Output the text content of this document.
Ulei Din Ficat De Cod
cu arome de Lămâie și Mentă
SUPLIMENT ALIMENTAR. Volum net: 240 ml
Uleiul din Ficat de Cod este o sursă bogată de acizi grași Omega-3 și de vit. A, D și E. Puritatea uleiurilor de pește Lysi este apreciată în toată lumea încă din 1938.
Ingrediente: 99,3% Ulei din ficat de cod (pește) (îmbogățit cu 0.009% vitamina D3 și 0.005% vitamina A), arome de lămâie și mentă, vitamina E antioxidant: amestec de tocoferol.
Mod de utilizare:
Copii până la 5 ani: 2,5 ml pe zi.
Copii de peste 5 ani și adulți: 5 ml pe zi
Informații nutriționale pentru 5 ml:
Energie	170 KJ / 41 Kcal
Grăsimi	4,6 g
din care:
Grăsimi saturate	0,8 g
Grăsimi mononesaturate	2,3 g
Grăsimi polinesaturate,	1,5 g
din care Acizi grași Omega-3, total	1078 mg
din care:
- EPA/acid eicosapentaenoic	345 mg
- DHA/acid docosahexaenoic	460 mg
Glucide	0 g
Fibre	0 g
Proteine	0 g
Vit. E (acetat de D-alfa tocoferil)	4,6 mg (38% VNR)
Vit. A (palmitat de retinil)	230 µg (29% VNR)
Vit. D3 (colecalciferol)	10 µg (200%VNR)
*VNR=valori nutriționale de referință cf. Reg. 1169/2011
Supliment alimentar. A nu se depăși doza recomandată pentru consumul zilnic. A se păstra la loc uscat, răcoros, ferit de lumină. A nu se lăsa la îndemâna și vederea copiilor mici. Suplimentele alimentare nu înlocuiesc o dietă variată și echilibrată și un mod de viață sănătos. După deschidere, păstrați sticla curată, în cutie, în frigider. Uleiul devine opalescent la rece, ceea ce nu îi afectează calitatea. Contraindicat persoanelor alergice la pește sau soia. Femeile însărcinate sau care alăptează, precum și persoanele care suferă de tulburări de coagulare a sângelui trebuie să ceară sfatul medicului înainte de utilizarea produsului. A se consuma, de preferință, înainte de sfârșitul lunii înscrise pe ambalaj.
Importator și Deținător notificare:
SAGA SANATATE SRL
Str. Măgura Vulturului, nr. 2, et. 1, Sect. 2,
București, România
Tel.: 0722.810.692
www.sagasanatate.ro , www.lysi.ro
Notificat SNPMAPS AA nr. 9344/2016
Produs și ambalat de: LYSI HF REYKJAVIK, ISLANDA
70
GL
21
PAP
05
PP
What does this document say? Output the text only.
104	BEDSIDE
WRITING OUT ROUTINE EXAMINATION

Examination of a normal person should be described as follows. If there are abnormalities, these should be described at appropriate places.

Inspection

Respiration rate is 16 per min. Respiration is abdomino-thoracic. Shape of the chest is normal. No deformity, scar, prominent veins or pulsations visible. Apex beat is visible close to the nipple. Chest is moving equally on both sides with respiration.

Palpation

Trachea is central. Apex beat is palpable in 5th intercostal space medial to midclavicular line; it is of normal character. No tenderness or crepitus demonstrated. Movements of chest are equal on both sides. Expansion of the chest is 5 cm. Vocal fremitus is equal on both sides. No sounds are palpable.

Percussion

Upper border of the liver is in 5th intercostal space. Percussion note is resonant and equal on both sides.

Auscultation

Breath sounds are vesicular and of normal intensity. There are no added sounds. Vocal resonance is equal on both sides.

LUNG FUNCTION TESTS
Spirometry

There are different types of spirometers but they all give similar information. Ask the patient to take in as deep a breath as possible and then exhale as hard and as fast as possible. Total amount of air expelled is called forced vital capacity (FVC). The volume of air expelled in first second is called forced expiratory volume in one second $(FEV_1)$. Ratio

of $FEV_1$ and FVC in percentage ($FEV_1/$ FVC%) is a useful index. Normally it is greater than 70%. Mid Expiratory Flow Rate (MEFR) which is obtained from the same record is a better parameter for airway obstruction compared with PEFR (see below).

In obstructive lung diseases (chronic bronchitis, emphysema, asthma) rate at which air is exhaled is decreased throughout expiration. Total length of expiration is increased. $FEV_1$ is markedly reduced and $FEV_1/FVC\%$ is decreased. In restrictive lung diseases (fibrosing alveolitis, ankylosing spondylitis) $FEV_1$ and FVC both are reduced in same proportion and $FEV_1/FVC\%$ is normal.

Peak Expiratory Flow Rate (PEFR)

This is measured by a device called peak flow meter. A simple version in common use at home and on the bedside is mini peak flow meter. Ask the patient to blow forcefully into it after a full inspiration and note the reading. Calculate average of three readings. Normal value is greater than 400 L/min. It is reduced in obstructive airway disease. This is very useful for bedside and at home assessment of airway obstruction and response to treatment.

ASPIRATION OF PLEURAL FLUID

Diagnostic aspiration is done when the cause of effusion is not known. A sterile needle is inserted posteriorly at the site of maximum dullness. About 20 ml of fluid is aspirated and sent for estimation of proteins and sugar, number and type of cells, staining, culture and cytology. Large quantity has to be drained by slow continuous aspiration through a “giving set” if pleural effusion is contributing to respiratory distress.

- DIRECTIONS FOR THIS TASK
For this exercise, gather every line of the data that contains the word "nutriționale".

- TASK ANSWER
Informații nutriționale pentru 5 ml:
*VNR=valori nutriționale de referință cf. Reg. 1169/2011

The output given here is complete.